Given exercise — Show each line of the data below that has the string "JSON" in it.

------------------------------------------------------------------------

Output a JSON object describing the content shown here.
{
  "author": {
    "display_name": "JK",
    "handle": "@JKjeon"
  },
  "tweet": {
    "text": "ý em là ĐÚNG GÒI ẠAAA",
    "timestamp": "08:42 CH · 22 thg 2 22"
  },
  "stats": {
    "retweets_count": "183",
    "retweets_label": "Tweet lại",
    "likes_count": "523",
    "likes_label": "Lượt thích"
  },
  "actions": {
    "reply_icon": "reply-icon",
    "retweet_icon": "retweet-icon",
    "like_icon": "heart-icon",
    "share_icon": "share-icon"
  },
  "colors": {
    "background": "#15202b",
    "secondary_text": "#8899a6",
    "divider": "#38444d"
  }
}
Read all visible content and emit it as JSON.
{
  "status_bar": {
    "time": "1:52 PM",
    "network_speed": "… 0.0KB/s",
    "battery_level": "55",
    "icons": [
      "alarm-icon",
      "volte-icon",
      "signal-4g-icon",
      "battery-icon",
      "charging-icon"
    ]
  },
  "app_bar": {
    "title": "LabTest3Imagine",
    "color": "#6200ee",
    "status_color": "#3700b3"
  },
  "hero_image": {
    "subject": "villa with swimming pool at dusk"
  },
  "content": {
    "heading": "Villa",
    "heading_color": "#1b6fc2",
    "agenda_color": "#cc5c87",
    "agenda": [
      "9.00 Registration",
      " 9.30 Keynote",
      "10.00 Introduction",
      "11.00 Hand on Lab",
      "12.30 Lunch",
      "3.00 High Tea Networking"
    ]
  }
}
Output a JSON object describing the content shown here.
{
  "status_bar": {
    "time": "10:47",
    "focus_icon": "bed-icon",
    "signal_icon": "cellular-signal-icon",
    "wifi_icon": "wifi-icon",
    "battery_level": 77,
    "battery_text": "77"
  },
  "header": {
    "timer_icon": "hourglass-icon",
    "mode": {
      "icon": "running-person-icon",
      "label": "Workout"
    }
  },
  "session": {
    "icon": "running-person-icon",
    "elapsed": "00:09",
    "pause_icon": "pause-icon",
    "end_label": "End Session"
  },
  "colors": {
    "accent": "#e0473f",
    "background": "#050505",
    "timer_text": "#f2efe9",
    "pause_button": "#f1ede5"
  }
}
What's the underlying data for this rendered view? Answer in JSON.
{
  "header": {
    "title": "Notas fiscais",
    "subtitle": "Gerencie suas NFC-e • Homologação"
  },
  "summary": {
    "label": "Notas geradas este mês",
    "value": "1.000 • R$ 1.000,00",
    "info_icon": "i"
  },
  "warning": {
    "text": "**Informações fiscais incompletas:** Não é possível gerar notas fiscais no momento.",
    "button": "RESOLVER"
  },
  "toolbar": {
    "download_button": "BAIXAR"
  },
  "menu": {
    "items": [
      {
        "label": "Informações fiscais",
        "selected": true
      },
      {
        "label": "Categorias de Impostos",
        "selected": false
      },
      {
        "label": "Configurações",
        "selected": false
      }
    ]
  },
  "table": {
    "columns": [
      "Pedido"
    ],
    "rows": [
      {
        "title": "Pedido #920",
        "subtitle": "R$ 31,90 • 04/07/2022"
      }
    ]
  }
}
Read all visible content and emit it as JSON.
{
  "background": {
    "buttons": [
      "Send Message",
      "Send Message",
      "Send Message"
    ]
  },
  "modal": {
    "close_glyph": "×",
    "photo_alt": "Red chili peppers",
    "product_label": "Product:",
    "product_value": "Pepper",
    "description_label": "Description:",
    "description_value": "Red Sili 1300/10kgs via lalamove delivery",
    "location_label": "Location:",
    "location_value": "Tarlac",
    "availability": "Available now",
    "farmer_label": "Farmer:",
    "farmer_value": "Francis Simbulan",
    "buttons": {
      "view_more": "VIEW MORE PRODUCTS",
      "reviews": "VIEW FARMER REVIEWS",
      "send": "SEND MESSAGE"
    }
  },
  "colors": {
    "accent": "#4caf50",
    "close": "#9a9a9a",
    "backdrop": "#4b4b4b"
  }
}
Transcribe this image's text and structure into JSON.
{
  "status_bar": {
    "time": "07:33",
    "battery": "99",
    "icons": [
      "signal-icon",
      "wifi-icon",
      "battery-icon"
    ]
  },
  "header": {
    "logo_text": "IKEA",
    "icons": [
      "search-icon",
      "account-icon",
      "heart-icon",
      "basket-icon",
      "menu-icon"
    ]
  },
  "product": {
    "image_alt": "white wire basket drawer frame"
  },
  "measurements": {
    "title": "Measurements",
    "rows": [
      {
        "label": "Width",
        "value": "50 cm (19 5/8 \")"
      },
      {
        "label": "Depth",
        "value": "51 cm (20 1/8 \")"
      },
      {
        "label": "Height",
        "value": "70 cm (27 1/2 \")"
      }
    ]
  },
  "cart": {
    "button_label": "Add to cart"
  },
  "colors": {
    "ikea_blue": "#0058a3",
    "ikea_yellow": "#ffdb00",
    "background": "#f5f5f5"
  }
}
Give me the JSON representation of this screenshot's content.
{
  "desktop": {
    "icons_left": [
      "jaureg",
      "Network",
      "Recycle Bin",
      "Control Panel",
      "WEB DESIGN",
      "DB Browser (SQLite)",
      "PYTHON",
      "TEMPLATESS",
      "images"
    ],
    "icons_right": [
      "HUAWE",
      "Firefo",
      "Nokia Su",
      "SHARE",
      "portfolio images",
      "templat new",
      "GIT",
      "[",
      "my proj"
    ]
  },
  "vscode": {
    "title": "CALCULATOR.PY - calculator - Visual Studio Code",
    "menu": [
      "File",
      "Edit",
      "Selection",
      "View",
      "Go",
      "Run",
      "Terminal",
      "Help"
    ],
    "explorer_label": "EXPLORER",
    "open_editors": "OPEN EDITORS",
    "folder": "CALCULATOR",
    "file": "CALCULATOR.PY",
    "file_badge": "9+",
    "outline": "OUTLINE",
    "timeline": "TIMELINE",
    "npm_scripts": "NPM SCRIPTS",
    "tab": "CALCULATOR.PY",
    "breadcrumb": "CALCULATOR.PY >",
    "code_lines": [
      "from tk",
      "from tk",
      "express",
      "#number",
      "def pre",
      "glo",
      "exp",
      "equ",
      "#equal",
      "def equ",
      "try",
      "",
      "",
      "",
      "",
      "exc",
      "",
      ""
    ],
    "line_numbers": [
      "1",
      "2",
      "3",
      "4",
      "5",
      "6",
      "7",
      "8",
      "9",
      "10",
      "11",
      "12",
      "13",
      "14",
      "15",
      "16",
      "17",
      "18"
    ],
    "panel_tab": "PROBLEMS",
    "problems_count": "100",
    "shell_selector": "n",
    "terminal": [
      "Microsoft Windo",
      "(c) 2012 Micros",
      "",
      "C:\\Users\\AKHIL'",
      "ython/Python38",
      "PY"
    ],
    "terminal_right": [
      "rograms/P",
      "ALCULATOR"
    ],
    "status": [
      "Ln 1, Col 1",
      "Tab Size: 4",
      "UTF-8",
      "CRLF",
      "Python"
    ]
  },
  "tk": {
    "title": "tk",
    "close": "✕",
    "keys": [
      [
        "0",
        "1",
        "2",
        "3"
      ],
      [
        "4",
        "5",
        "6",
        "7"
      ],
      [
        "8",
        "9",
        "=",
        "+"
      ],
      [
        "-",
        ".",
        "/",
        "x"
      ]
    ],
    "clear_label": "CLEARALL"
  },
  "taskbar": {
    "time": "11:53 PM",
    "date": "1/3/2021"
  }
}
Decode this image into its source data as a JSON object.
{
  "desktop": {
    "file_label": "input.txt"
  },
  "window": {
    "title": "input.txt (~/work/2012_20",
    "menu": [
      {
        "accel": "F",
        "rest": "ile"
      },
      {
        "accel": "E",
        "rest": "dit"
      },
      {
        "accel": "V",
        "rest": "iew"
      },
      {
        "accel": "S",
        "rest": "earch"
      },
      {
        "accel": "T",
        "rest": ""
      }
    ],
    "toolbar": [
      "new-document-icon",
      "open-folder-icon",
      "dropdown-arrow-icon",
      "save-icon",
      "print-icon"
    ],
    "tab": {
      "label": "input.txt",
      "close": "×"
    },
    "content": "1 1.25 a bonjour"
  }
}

------------------------------------------------------------------------

Correct result —
Output a JSON object describing the content shown here.
Read all visible content and emit it as JSON.
Output a JSON object describing the content shown here.
What's the underlying data for this rendered view? Answer in JSON.
Read all visible content and emit it as JSON.
Transcribe this image's text and structure into JSON.
Give me the JSON representation of this screenshot's content.
Decode this image into its source data as a JSON object.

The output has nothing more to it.